> **MATERIAL PROVIDED**:

┏━━

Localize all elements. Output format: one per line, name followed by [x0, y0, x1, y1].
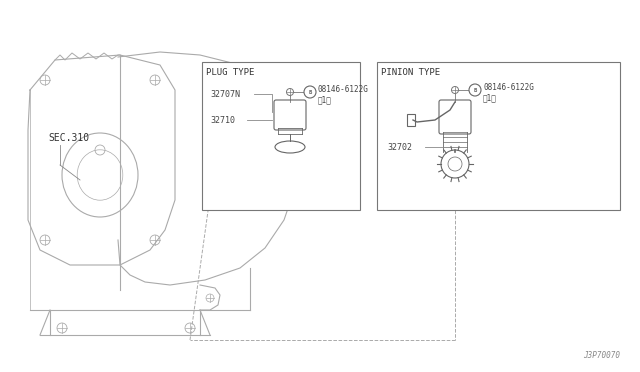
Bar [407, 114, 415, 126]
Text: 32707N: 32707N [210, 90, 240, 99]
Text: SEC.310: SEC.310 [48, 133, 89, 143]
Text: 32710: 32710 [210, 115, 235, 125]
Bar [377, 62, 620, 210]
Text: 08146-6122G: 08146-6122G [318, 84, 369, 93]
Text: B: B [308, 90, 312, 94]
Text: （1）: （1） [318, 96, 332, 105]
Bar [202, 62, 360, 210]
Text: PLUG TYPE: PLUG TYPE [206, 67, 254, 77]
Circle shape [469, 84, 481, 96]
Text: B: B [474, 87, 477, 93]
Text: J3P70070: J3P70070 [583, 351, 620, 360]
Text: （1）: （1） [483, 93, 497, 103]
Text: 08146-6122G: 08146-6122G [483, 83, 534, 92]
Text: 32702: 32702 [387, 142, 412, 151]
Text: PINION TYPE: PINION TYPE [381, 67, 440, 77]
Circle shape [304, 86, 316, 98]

┗━━
┏━━

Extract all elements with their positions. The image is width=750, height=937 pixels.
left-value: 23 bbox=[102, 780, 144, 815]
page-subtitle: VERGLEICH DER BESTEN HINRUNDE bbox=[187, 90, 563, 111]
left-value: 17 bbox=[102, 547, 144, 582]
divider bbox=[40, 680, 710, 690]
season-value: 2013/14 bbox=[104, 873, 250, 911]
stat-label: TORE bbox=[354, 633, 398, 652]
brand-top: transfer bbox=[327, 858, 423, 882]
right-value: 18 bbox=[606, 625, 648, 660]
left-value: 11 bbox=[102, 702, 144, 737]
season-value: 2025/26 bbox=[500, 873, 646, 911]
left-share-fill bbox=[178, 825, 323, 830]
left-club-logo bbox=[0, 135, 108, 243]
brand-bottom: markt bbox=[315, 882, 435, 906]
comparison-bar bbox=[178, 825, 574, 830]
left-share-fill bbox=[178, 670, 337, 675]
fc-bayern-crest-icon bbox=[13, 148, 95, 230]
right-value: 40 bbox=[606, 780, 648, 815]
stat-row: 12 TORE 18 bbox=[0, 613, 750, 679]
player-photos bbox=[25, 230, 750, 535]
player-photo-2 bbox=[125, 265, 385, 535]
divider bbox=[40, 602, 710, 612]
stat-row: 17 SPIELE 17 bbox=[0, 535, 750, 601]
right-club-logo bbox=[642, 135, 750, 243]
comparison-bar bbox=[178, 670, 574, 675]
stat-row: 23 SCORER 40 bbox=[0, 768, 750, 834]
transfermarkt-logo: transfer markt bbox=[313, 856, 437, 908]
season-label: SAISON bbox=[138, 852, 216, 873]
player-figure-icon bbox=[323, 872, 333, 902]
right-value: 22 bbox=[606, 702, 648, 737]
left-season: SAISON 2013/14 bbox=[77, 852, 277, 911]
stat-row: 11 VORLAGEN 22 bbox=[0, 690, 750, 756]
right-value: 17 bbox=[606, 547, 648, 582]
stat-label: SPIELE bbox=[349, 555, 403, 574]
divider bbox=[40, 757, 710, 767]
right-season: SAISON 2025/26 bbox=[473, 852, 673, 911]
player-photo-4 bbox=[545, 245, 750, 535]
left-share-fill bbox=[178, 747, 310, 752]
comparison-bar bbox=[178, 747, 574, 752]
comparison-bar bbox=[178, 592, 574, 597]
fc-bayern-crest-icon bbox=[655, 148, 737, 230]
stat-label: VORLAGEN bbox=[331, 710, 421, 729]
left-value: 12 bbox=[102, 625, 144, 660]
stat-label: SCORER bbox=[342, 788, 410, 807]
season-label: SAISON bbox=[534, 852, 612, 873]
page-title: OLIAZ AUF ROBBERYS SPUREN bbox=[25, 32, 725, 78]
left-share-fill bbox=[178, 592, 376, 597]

┗━━
┏━━

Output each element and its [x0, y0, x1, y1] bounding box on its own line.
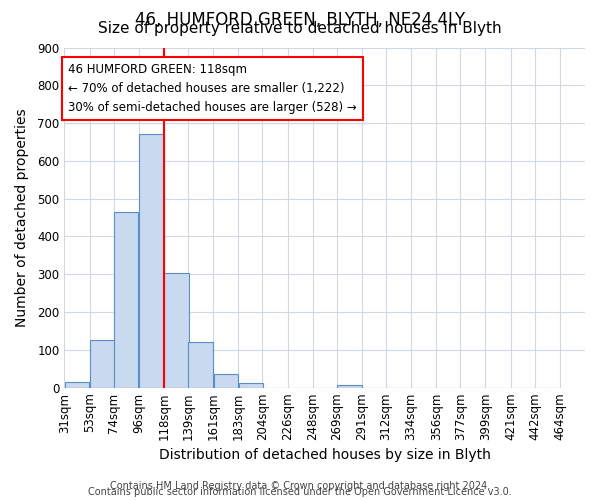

┗━━

> **TASK INSTRUCTIONS**:
Report each line of the material above that contains the string "player", copying every such line in full.

> **RESPONSE BELOW**:
player-photos bbox=[25, 230, 750, 535]
player-photo-2 bbox=[125, 265, 385, 535]
player-figure-icon bbox=[323, 872, 333, 902]
player-photo-4 bbox=[545, 245, 750, 535]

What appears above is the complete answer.